▶ **RECORDS PROVIDED**:

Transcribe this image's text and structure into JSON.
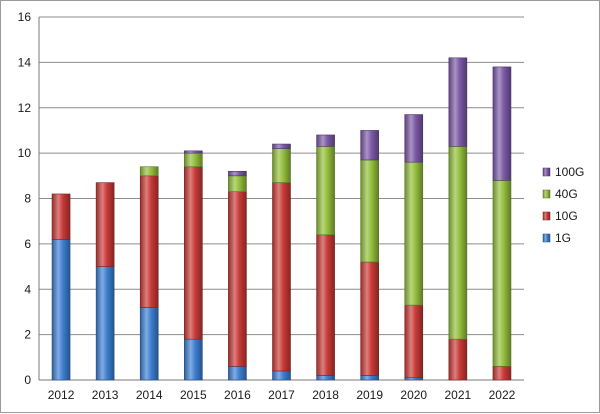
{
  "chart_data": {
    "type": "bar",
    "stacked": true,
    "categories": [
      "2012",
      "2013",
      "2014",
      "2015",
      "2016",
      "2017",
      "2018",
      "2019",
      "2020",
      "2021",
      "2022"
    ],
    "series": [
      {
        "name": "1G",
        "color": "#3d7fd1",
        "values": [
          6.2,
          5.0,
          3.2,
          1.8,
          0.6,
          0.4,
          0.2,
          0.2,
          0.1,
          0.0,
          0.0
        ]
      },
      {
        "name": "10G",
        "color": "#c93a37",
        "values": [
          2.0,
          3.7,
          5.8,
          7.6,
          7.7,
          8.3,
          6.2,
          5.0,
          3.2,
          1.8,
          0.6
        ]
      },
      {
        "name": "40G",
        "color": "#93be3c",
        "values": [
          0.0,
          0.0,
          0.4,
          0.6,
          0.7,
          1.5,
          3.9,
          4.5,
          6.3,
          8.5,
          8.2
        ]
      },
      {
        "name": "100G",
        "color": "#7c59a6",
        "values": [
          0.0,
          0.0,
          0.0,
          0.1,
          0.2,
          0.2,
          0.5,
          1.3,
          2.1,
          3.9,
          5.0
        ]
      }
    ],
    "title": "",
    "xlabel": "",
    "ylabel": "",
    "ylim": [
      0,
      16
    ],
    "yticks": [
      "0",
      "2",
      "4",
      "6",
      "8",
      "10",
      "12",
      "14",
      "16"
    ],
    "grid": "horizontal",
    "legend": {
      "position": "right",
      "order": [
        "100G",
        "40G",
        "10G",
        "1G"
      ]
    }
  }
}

▶ **SET EXERCISE**:
Return all lines containing the word "color".

▶ **RESPONSE BELOW**:
        "color": "#3d7fd1",
        "color": "#c93a37",
        "color": "#93be3c",
        "color": "#7c59a6",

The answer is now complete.